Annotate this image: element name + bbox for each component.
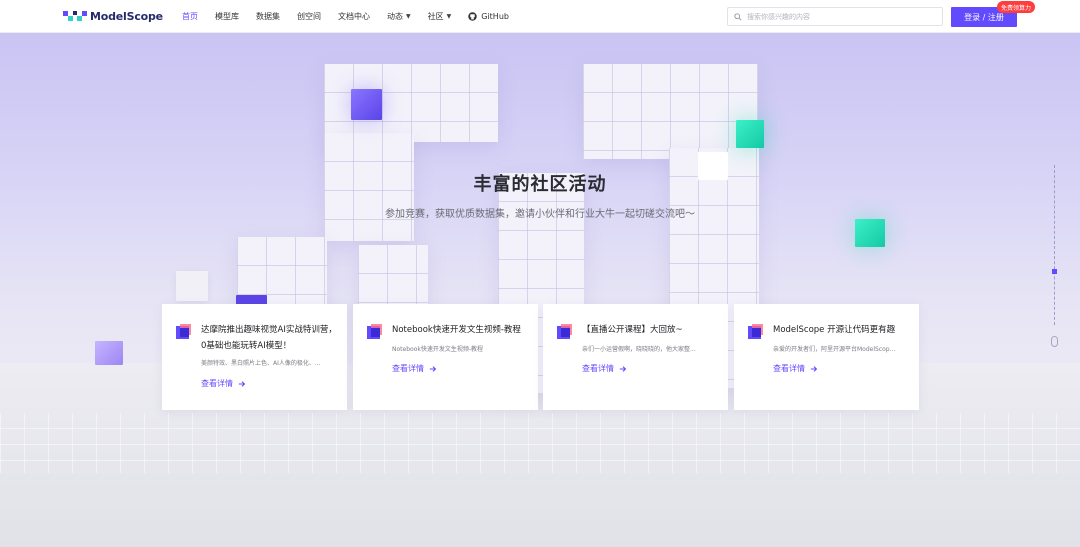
card-description: Notebook快速开发文生视频-教程 xyxy=(392,346,483,353)
teal-cube xyxy=(855,219,885,247)
activity-icon xyxy=(748,324,763,339)
activity-card[interactable]: 达摩院推出趣味视觉AI实战特训营，0基础也能玩转AI模型！ 美颜特效、黑白照片上… xyxy=(162,304,347,410)
lavender-cube xyxy=(95,341,123,365)
caret-down-icon: ▼ xyxy=(446,13,452,20)
view-details-link[interactable]: 查看详情 xyxy=(392,363,437,374)
arrow-right-icon xyxy=(238,380,246,387)
view-details-link[interactable]: 查看详情 xyxy=(201,378,246,389)
top-navbar: ModelScope 首页 模型库 数据集 创空间 文档中心 动态 ▼ 社区 ▼ G… xyxy=(0,0,1080,33)
link-label: 查看详情 xyxy=(582,364,614,373)
arrow-right-icon xyxy=(429,365,437,372)
search-box[interactable] xyxy=(727,7,943,26)
floor-tiles xyxy=(0,413,1080,473)
nav-item-news[interactable]: 动态 ▼ xyxy=(387,11,411,22)
card-title: 【直播公开课程】大回放~ xyxy=(582,325,683,335)
purple-cube xyxy=(351,89,382,120)
search-input[interactable] xyxy=(747,12,927,21)
card-title: ModelScope 开源让代码更有趣 xyxy=(773,325,896,335)
nav-item-github[interactable]: GitHub xyxy=(468,12,509,21)
link-label: 查看详情 xyxy=(392,364,424,373)
card-title: 达摩院推出趣味视觉AI实战特训营，0基础也能玩转AI模型！ xyxy=(201,325,337,351)
mouse-scroll-icon xyxy=(1051,336,1058,347)
scroll-track[interactable] xyxy=(1054,165,1055,325)
community-activities-hero: 丰富的社区活动 参加竞赛，获取优质数据集，邀请小伙伴和行业大牛一起切磋交流吧～ … xyxy=(0,33,1080,547)
card-description: 亲们一小运营假啊，晓晓晓的，他大家整... xyxy=(582,346,696,353)
link-label: 查看详情 xyxy=(773,364,805,373)
hero-block-structure xyxy=(583,64,758,159)
free-compute-badge[interactable]: 免费领算力 xyxy=(997,1,1036,13)
activity-icon xyxy=(367,324,382,339)
activity-card[interactable]: 【直播公开课程】大回放~ 亲们一小运营假啊，晓晓晓的，他大家整... 查看详情 xyxy=(543,304,728,410)
link-label: 查看详情 xyxy=(201,379,233,388)
search-icon xyxy=(734,12,742,21)
activity-icon xyxy=(176,324,191,339)
nav-item-studios[interactable]: 创空间 xyxy=(297,11,321,22)
activity-icon xyxy=(557,324,572,339)
view-details-link[interactable]: 查看详情 xyxy=(582,363,627,374)
card-title: Notebook快速开发文生视频-教程 xyxy=(392,325,521,335)
modelscope-logo[interactable]: ModelScope xyxy=(63,9,163,23)
main-nav: 首页 模型库 数据集 创空间 文档中心 动态 ▼ 社区 ▼ GitHub xyxy=(182,0,526,33)
nav-label: 文档中心 xyxy=(338,12,370,21)
logo-text: ModelScope xyxy=(90,9,163,23)
logo-mark-icon xyxy=(63,11,87,21)
nav-label: 动态 xyxy=(387,12,403,21)
white-cube xyxy=(176,271,208,301)
github-icon xyxy=(468,12,477,21)
activity-card[interactable]: Notebook快速开发文生视频-教程 Notebook快速开发文生视频-教程 … xyxy=(353,304,538,410)
hero-subtitle: 参加竞赛，获取优质数据集，邀请小伙伴和行业大牛一起切磋交流吧～ xyxy=(385,209,695,220)
scroll-indicator[interactable] xyxy=(1052,269,1057,274)
caret-down-icon: ▼ xyxy=(406,13,411,20)
nav-label: 数据集 xyxy=(256,12,280,21)
nav-label: 首页 xyxy=(182,12,198,21)
activity-card[interactable]: ModelScope 开源让代码更有趣 亲爱的开发者们，阿里开源平台ModelS… xyxy=(734,304,919,410)
nav-item-docs[interactable]: 文档中心 xyxy=(338,11,370,22)
nav-label: 创空间 xyxy=(297,12,321,21)
arrow-right-icon xyxy=(619,365,627,372)
card-description: 亲爱的开发者们，阿里开源平台ModelScop... xyxy=(773,346,896,353)
teal-cube xyxy=(736,120,764,148)
nav-label: GitHub xyxy=(481,12,509,21)
nav-item-community[interactable]: 社区 ▼ xyxy=(428,11,452,22)
hero-title: 丰富的社区活动 xyxy=(473,174,607,195)
nav-item-models[interactable]: 模型库 xyxy=(215,11,239,22)
nav-label: 社区 xyxy=(427,12,444,21)
view-details-link[interactable]: 查看详情 xyxy=(773,363,818,374)
card-description: 美颜特效、黑白照片上色、AI人像的极化、... xyxy=(201,360,321,367)
nav-label: 模型库 xyxy=(215,12,239,21)
arrow-right-icon xyxy=(810,365,818,372)
nav-item-home[interactable]: 首页 xyxy=(182,11,198,22)
nav-item-datasets[interactable]: 数据集 xyxy=(256,11,280,22)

→ Problem statement
Copy word for word the lines beginning with the line that contains "card-description: Notebook快速开发文生视频-教程 xyxy=(392,346,483,353)" and ending with the line that contains "nav-item-github[interactable]: GitHub xyxy=(468,12,509,21)", including both.

→ Final result
card-description: Notebook快速开发文生视频-教程 xyxy=(392,346,483,353)
teal-cube xyxy=(855,219,885,247)
activity-icon xyxy=(748,324,763,339)
activity-card[interactable]: 达摩院推出趣味视觉AI实战特训营，0基础也能玩转AI模型！ 美颜特效、黑白照片上… xyxy=(162,304,347,410)
lavender-cube xyxy=(95,341,123,365)
caret-down-icon: ▼ xyxy=(446,13,452,20)
view-details-link[interactable]: 查看详情 xyxy=(392,363,437,374)
arrow-right-icon xyxy=(238,380,246,387)
view-details-link[interactable]: 查看详情 xyxy=(201,378,246,389)
top-navbar: ModelScope 首页 模型库 数据集 创空间 文档中心 动态 ▼ 社区 ▼ G… xyxy=(0,0,1080,33)
link-label: 查看详情 xyxy=(582,364,614,373)
arrow-right-icon xyxy=(429,365,437,372)
search-box[interactable] xyxy=(727,7,943,26)
floor-tiles xyxy=(0,413,1080,473)
nav-item-news[interactable]: 动态 ▼ xyxy=(387,11,411,22)
card-title: 【直播公开课程】大回放~ xyxy=(582,325,683,335)
purple-cube xyxy=(351,89,382,120)
search-input[interactable] xyxy=(747,12,927,21)
card-title: ModelScope 开源让代码更有趣 xyxy=(773,325,896,335)
nav-item-github[interactable]: GitHub xyxy=(468,12,509,21)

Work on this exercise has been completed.